Stated exercise = Return the following data word for word, from the line with "Decompose this screenshot" to the line with "Text: Price paid", leaving out the pictures.

Records for this task =
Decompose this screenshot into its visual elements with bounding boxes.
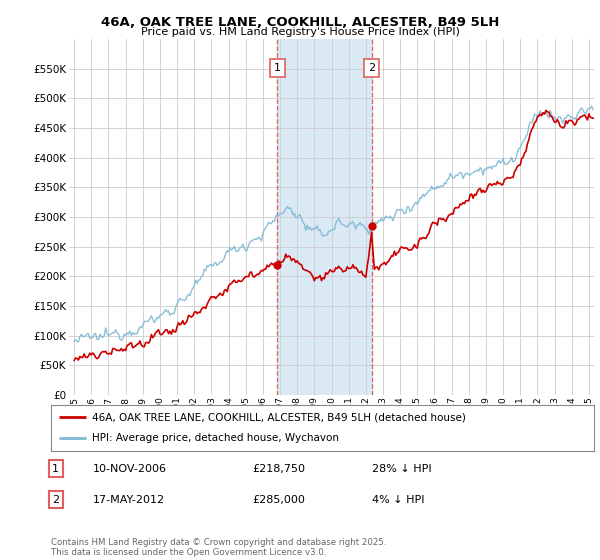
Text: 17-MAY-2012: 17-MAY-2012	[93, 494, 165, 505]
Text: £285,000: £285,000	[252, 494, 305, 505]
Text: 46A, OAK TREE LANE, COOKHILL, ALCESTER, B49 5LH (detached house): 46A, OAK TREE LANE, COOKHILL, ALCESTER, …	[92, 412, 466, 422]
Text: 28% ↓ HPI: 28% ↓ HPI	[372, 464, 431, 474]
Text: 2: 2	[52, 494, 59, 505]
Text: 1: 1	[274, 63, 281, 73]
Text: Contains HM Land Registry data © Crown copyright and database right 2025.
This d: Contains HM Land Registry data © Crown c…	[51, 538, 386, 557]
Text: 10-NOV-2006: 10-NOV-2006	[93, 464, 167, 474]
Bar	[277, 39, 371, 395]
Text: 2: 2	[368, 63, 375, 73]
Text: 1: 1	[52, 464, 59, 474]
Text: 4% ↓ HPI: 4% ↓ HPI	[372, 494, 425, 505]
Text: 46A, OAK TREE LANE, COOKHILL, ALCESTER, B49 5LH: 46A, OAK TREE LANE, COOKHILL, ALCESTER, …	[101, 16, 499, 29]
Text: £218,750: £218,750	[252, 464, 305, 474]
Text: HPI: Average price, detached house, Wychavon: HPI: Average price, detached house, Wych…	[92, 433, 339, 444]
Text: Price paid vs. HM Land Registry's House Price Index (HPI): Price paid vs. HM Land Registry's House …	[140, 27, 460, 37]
--
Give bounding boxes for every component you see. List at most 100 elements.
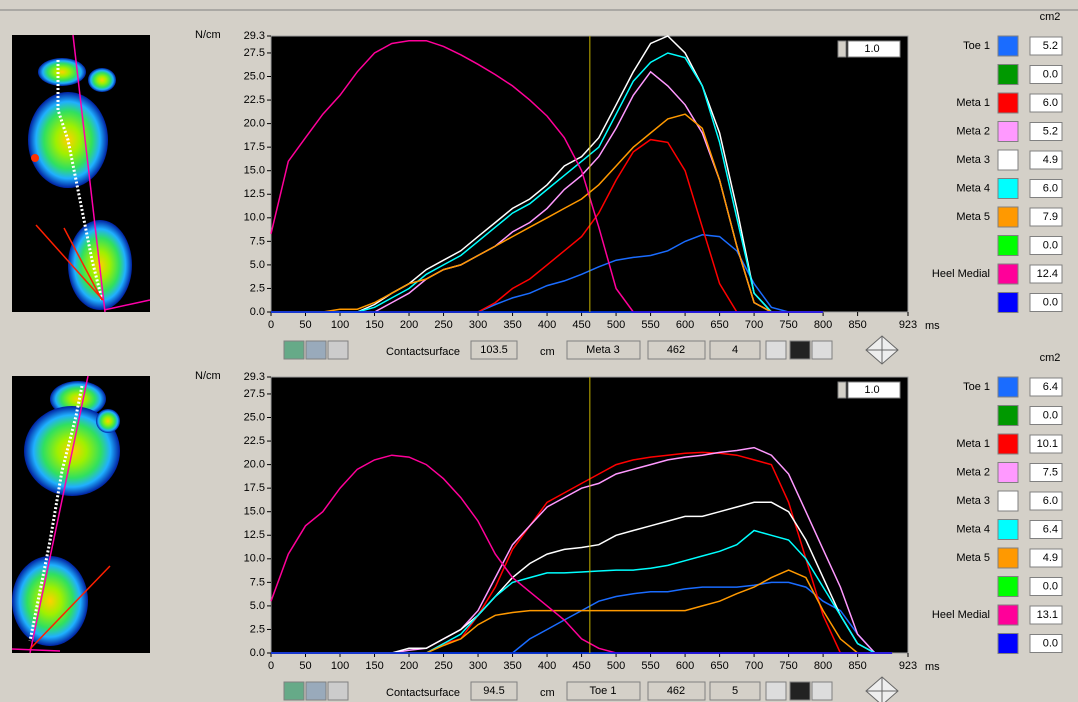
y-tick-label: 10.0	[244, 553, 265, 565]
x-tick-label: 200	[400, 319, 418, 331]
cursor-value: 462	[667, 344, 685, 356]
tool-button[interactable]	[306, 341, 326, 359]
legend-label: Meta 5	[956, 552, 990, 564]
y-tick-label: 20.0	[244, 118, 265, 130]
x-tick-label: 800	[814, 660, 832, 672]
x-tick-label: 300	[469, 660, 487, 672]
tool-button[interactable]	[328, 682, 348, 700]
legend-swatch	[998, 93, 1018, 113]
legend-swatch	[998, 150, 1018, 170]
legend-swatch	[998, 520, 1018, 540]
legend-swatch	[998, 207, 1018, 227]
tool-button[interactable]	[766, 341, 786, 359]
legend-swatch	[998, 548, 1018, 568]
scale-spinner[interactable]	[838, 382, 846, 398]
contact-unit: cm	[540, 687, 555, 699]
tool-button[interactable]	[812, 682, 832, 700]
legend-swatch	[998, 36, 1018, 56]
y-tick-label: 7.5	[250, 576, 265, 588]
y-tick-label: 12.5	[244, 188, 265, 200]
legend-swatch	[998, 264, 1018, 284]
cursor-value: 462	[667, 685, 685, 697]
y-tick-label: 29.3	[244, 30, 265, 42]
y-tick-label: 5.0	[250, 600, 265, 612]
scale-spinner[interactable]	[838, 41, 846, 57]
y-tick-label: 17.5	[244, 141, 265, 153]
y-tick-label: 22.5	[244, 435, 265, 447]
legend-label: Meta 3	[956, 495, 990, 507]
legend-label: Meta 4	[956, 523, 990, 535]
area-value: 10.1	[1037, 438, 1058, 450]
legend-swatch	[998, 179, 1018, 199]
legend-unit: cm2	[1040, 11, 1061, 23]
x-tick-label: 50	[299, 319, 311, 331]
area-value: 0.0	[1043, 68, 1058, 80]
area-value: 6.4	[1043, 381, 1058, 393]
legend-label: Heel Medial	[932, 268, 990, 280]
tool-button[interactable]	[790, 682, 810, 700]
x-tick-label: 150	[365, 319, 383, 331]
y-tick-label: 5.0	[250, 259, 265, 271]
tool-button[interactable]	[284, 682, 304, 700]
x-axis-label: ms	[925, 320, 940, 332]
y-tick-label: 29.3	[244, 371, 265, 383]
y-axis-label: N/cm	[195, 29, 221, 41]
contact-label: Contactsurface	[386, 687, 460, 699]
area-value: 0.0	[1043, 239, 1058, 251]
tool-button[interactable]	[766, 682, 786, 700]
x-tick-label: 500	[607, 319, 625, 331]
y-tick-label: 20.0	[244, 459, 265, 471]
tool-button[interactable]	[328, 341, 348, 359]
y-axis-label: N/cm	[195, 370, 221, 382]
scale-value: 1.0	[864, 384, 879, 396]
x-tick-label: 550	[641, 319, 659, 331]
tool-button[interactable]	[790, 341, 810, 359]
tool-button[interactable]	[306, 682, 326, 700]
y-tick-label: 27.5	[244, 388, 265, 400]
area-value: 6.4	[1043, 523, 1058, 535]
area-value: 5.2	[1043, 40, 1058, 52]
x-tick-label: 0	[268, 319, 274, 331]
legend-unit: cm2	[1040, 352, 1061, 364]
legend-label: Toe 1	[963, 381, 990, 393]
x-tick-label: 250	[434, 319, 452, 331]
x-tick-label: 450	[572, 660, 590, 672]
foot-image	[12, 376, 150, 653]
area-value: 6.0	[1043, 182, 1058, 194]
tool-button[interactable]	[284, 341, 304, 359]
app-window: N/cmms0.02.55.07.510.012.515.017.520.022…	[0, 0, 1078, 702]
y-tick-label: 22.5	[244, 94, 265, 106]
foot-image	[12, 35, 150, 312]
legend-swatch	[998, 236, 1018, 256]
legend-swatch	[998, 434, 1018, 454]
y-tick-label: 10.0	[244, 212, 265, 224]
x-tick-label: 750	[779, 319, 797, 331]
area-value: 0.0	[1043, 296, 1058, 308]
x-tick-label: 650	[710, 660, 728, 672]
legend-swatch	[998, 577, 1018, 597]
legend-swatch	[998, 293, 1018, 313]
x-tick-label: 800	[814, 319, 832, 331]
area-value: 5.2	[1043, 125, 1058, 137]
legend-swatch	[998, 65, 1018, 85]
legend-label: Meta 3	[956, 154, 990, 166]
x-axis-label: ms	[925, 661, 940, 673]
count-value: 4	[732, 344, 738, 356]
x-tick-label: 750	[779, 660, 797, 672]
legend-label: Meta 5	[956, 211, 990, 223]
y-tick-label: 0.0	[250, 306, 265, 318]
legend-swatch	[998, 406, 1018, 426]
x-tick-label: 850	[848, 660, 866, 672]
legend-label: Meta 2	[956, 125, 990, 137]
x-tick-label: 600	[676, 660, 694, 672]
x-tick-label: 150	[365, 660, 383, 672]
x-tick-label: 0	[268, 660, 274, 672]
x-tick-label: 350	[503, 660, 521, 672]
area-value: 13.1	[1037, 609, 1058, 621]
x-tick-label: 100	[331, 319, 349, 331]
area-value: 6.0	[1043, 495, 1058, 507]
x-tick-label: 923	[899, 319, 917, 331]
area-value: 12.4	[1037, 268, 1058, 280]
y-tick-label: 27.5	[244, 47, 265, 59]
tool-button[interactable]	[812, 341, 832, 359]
---
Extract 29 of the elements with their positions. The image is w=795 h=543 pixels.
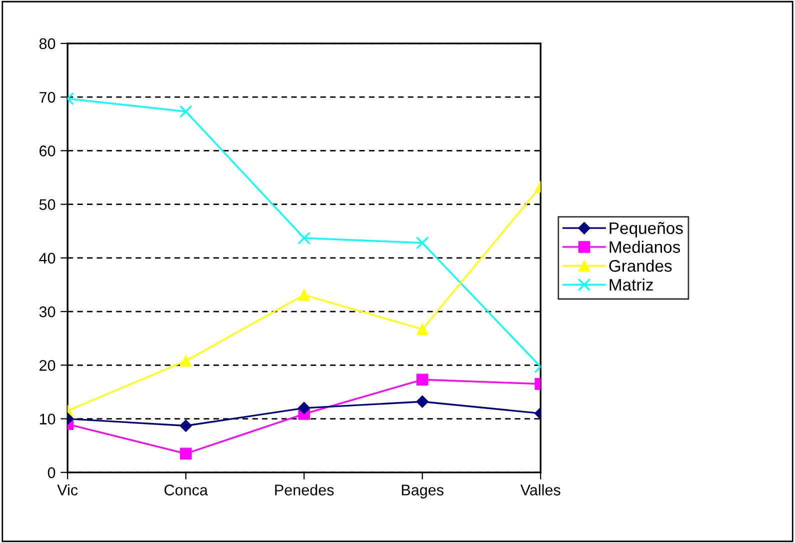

The reply =
Decompose this screenshot into its visual elements with bounding boxes.
Text: 17-MAY-2012: 17-MAY-2012	[93, 494, 165, 505]
Text: £285,000: £285,000	[252, 494, 305, 505]
Text: 46A, OAK TREE LANE, COOKHILL, ALCESTER, B49 5LH (detached house): 46A, OAK TREE LANE, COOKHILL, ALCESTER, …	[92, 412, 466, 422]
Text: 28% ↓ HPI: 28% ↓ HPI	[372, 464, 431, 474]
Text: 2: 2	[52, 494, 59, 505]
Text: 1: 1	[274, 63, 281, 73]
Text: Contains HM Land Registry data © Crown copyright and database right 2025.
This d: Contains HM Land Registry data © Crown c…	[51, 538, 386, 557]
Text: 10-NOV-2006: 10-NOV-2006	[93, 464, 167, 474]
Bar	[277, 39, 371, 395]
Text: 2: 2	[368, 63, 375, 73]
Text: 1: 1	[52, 464, 59, 474]
Text: 4% ↓ HPI: 4% ↓ HPI	[372, 494, 425, 505]
Text: 46A, OAK TREE LANE, COOKHILL, ALCESTER, B49 5LH: 46A, OAK TREE LANE, COOKHILL, ALCESTER, …	[101, 16, 499, 29]
Text: £218,750: £218,750	[252, 464, 305, 474]
Text: HPI: Average price, detached house, Wychavon: HPI: Average price, detached house, Wych…	[92, 433, 339, 444]
Text: Price paid vs. HM Land Registry's House Price Index (HPI): Price paid vs. HM Land Registry's House …	[140, 27, 460, 37]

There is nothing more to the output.